Source material:
□ □ □ □

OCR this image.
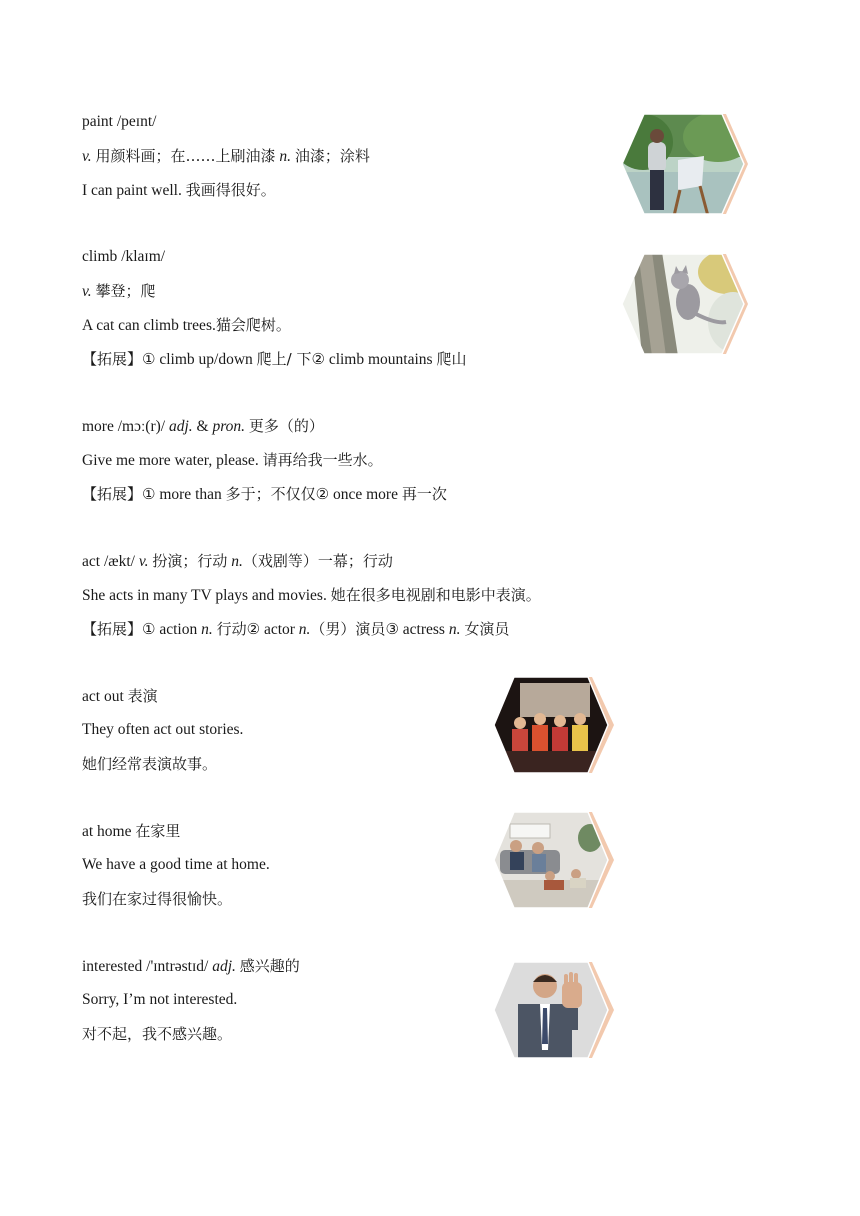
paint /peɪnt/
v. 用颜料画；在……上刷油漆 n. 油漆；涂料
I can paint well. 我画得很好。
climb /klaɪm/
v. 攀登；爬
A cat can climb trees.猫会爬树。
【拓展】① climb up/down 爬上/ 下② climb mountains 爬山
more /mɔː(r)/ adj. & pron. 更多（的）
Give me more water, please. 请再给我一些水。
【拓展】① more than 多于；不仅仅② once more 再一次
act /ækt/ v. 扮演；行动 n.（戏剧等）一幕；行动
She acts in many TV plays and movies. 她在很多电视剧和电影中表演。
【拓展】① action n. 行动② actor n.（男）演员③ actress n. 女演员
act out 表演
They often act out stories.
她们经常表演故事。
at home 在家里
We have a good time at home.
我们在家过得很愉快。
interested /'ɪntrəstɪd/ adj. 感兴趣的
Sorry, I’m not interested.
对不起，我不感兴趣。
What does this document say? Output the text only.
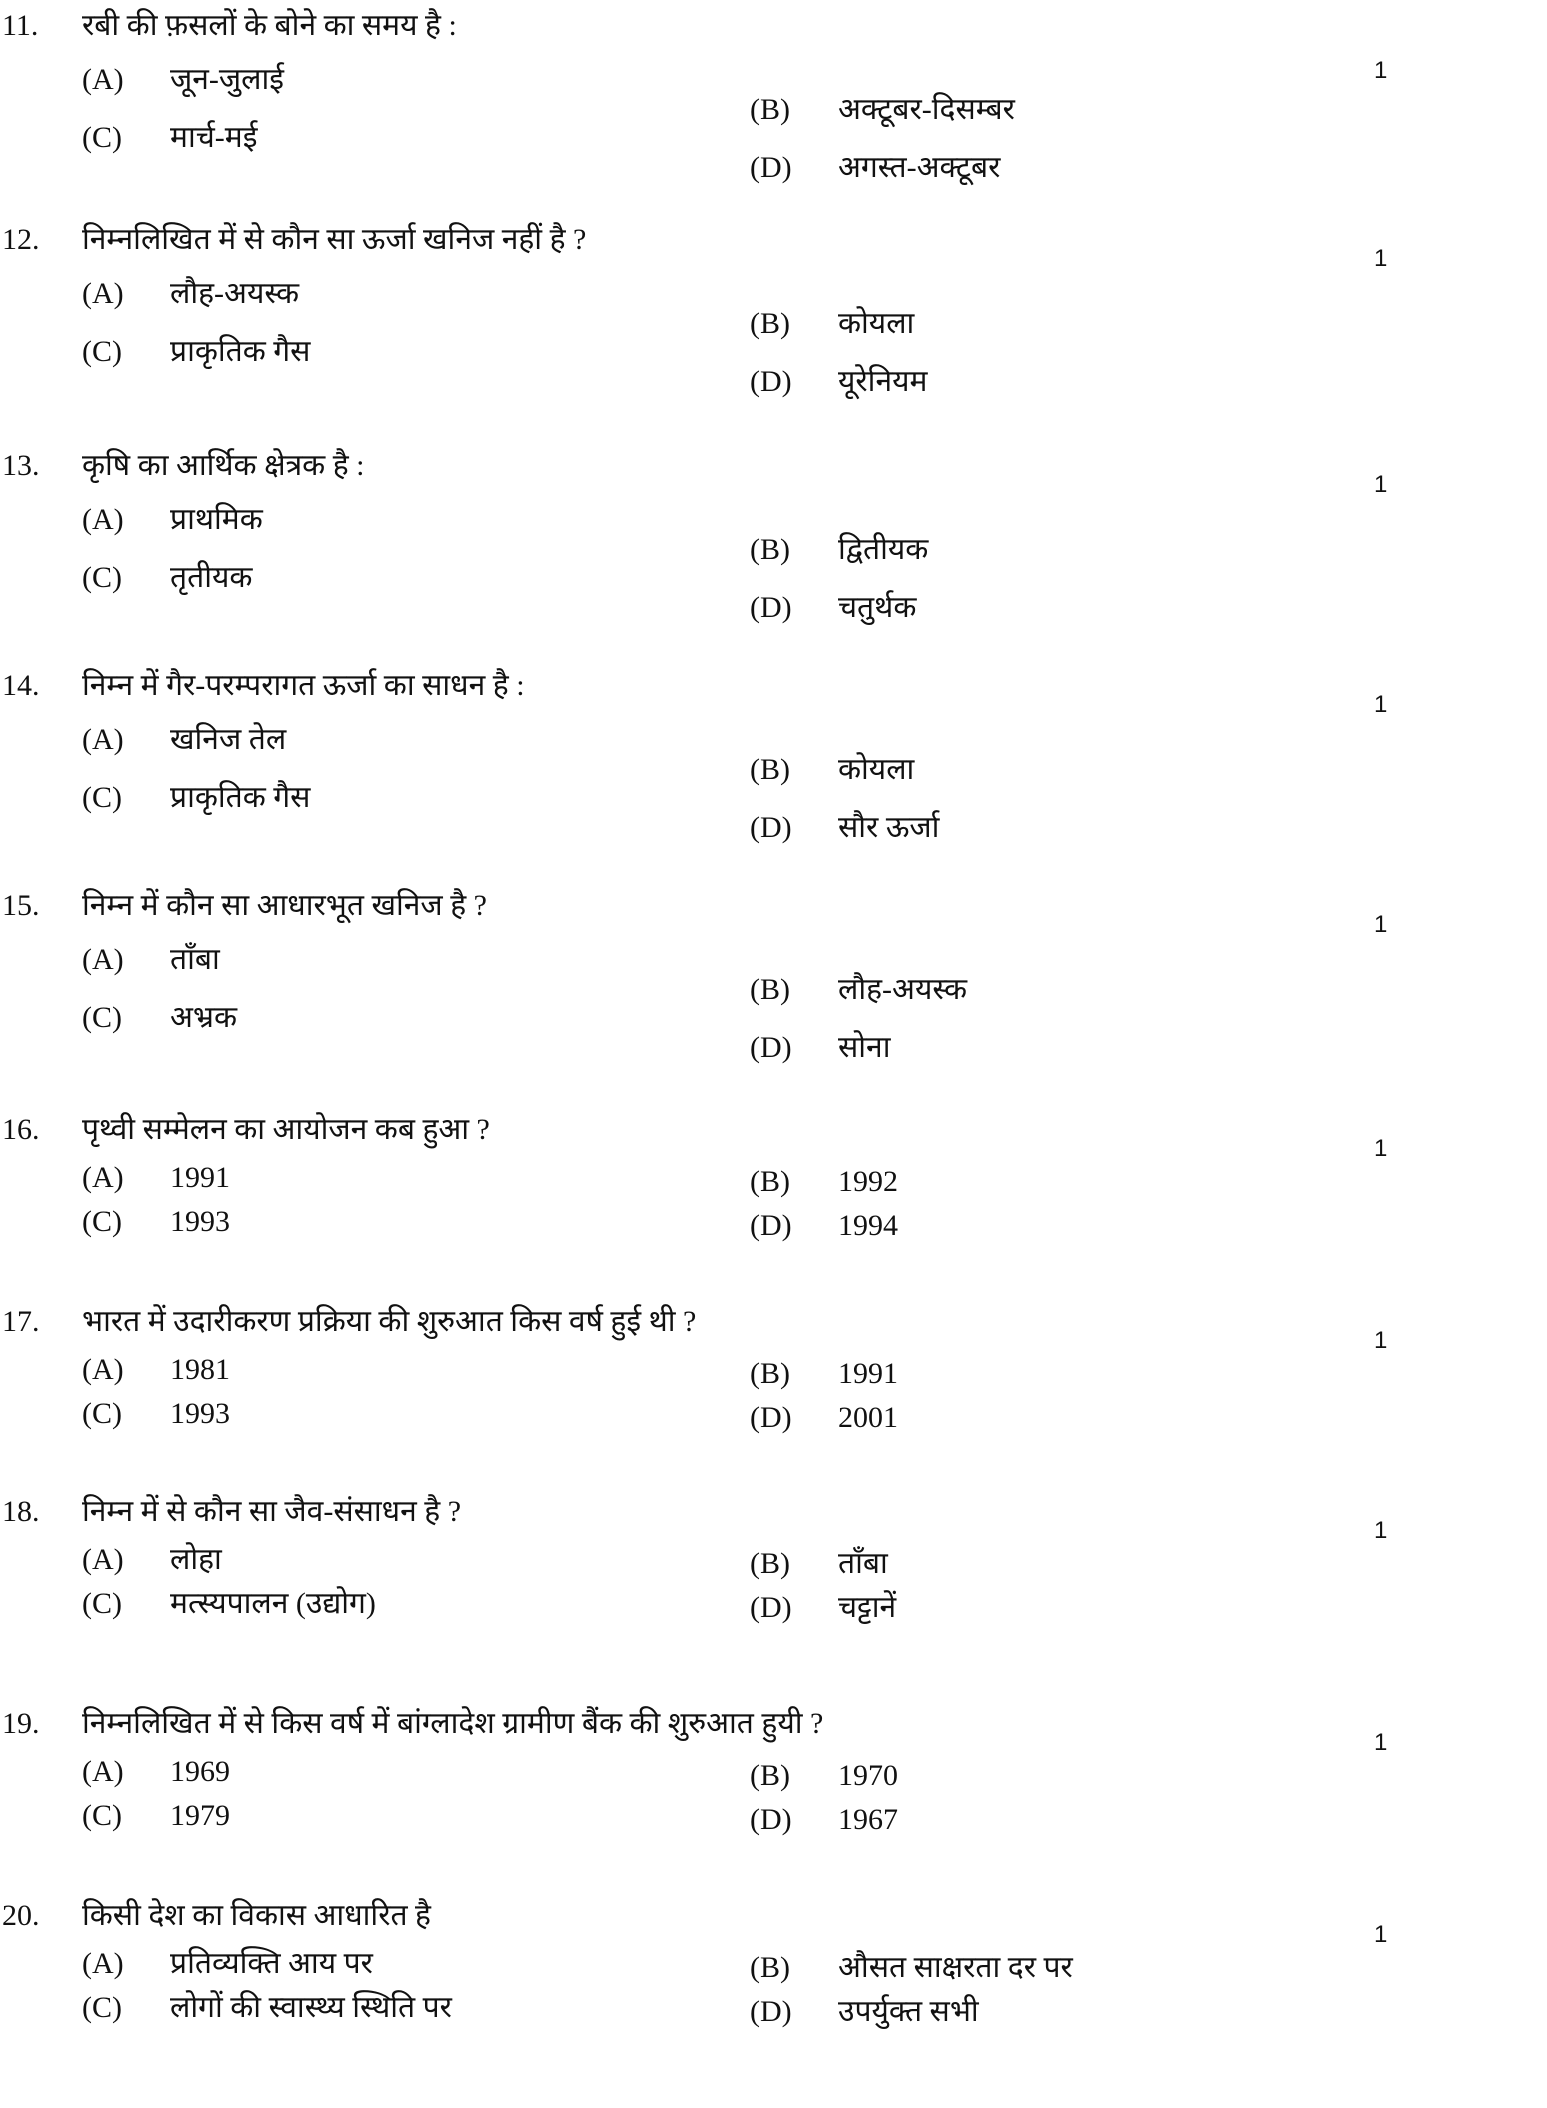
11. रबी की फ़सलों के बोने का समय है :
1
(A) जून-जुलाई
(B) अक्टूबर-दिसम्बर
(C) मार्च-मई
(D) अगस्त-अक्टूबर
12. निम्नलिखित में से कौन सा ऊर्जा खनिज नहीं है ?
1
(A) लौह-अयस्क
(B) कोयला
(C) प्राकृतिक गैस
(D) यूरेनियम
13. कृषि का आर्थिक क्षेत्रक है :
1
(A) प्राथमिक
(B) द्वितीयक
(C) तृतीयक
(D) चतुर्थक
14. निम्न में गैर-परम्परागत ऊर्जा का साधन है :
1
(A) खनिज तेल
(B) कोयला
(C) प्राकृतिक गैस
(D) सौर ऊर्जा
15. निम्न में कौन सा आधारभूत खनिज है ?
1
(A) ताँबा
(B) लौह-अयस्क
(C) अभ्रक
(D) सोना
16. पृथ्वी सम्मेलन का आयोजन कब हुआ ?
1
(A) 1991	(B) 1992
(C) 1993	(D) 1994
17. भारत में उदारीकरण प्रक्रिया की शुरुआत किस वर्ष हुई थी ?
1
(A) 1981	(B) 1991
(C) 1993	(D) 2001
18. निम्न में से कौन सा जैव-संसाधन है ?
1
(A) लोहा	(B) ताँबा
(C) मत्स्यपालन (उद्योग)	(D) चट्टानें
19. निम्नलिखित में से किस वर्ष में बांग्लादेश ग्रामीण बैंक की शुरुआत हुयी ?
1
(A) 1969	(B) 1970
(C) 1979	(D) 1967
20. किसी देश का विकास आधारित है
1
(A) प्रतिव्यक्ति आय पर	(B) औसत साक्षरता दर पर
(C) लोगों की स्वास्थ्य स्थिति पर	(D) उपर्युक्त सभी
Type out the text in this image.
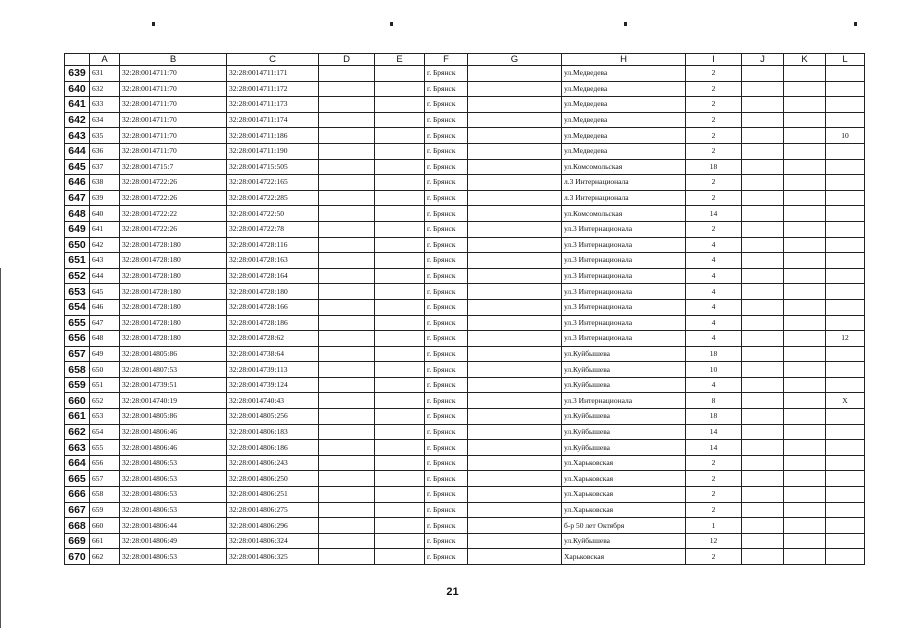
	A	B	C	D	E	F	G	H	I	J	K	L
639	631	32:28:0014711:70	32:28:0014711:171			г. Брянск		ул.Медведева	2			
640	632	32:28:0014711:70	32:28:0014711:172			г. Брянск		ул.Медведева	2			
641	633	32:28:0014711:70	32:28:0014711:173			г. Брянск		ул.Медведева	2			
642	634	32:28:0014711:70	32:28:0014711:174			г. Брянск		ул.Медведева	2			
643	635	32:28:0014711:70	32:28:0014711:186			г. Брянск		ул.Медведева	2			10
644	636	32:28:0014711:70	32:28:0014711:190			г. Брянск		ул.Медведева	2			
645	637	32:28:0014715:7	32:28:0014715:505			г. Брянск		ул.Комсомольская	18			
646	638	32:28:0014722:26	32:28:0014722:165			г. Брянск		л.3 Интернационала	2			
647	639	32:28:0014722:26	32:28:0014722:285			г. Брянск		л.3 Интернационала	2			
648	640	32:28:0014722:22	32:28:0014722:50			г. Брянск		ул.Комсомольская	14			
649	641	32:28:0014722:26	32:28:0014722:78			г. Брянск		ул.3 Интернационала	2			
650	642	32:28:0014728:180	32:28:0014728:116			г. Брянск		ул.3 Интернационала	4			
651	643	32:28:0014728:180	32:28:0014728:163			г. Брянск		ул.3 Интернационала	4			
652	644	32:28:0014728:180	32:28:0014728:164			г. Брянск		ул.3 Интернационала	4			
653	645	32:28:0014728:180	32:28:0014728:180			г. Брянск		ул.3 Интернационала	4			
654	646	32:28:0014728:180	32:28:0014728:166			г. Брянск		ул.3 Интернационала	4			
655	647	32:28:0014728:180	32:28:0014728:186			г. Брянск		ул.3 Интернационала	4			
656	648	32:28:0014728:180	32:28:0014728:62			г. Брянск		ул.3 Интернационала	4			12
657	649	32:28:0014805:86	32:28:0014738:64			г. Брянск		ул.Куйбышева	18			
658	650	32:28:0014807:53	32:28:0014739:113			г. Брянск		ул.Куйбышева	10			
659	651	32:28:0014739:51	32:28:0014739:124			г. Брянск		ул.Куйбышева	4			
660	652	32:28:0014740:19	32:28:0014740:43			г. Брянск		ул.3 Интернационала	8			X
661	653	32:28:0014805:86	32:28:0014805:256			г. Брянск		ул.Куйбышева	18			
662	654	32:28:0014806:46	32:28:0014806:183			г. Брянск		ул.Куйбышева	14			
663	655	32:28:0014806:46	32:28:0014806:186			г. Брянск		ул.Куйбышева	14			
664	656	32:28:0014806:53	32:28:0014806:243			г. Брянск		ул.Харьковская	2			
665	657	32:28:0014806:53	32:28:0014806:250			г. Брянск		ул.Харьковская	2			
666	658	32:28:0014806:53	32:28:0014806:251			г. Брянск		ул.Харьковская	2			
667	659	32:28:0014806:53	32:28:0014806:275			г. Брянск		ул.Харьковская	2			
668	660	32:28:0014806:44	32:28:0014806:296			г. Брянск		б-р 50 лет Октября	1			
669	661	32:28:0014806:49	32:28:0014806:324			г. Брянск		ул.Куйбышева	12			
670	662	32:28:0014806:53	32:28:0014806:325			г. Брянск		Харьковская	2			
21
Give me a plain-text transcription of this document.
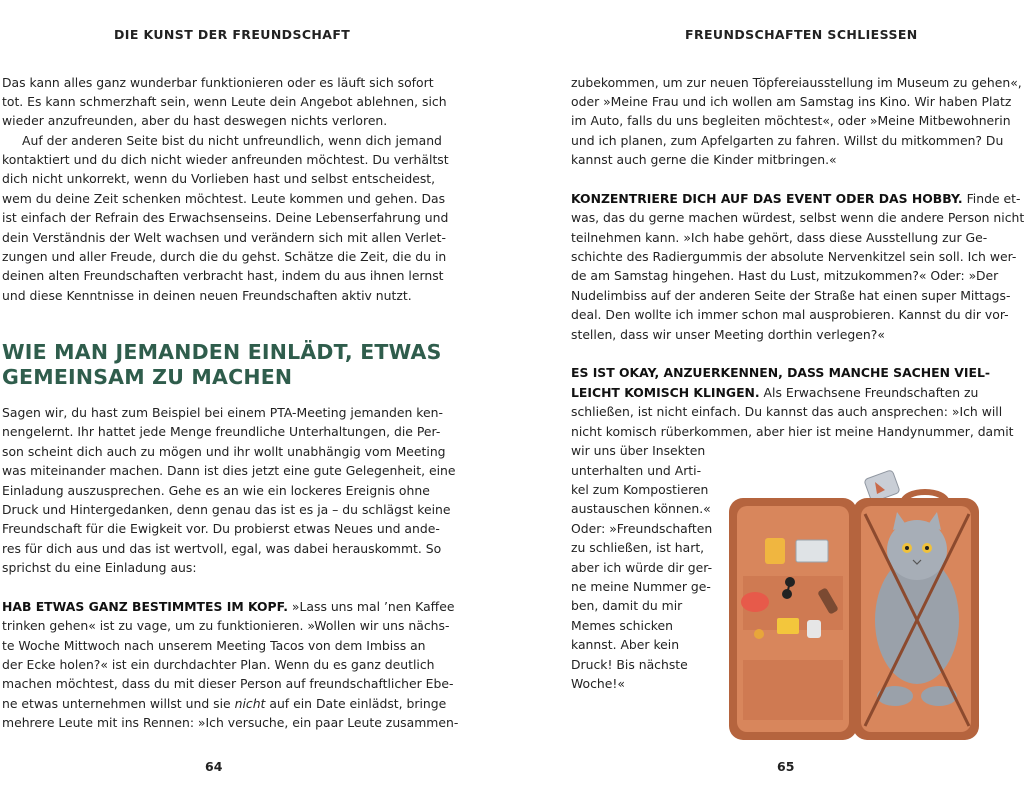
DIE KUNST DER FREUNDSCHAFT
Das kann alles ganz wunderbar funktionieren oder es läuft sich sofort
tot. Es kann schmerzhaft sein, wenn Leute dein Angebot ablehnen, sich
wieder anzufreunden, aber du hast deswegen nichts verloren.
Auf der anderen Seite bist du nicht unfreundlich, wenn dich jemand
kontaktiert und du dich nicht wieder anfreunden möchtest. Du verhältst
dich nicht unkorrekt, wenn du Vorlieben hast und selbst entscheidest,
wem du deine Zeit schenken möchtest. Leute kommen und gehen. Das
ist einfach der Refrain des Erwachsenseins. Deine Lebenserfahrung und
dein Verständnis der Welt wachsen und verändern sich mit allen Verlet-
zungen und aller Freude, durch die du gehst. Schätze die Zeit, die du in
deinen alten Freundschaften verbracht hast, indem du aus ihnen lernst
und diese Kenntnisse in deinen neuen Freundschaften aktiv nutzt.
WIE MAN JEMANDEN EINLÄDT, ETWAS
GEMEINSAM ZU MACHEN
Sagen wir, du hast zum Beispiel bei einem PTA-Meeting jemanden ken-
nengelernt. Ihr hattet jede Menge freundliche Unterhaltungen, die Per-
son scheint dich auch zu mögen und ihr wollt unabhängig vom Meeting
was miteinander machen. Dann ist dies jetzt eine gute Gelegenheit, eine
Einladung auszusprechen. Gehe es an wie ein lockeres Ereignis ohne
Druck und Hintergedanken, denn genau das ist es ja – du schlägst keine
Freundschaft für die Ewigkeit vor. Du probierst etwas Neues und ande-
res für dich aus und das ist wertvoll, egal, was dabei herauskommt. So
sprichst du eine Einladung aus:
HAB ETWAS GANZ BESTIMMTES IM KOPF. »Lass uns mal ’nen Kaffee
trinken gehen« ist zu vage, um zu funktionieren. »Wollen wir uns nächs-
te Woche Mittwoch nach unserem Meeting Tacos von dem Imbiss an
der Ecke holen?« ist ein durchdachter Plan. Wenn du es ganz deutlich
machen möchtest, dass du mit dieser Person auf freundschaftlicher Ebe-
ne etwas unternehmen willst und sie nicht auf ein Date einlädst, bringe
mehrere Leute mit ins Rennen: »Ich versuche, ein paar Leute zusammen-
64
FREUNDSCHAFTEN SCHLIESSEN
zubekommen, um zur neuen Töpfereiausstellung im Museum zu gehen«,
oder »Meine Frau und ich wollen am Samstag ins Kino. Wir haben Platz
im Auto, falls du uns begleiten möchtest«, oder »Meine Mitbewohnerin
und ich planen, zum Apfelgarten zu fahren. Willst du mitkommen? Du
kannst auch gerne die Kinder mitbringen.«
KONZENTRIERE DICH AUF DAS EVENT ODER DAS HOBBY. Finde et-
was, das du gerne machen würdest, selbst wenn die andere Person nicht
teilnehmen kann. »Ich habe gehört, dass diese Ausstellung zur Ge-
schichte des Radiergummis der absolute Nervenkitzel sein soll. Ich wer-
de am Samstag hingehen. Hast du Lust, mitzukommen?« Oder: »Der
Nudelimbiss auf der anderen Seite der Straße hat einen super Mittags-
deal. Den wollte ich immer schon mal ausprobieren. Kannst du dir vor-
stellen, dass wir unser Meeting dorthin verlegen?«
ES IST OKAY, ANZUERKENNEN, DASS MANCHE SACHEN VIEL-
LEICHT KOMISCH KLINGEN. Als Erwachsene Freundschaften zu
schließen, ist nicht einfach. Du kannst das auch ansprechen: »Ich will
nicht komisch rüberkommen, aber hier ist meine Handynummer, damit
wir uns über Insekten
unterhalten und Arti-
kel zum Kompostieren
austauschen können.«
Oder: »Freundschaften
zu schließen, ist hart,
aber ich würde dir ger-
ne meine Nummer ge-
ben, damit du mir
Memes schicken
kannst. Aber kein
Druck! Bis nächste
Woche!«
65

□ □ □ □

Out of the preceding entries, pull every line containing the string "deinen".

Answer for this exercise:
deinen alten Freundschaften verbracht hast, indem du aus ihnen lernst
und diese Kenntnisse in deinen neuen Freundschaften aktiv nutzt.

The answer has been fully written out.